▼

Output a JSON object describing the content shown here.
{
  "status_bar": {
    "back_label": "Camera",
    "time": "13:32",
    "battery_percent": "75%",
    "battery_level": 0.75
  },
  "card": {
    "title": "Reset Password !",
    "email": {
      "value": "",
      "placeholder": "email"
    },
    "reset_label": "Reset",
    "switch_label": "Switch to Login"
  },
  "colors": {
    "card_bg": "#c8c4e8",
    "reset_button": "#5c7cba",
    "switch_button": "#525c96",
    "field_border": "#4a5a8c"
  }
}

▲

* [Task directions]:
Copy out all of the lines above exactly.

* [Correct answer]:
Output a JSON object describing the content shown here.
{
  "status_bar": {
    "back_label": "Camera",
    "time": "13:32",
    "battery_percent": "75%",
    "battery_level": 0.75
  },
  "card": {
    "title": "Reset Password !",
    "email": {
      "value": "",
      "placeholder": "email"
    },
    "reset_label": "Reset",
    "switch_label": "Switch to Login"
  },
  "colors": {
    "card_bg": "#c8c4e8",
    "reset_button": "#5c7cba",
    "switch_button": "#525c96",
    "field_border": "#4a5a8c"
  }
}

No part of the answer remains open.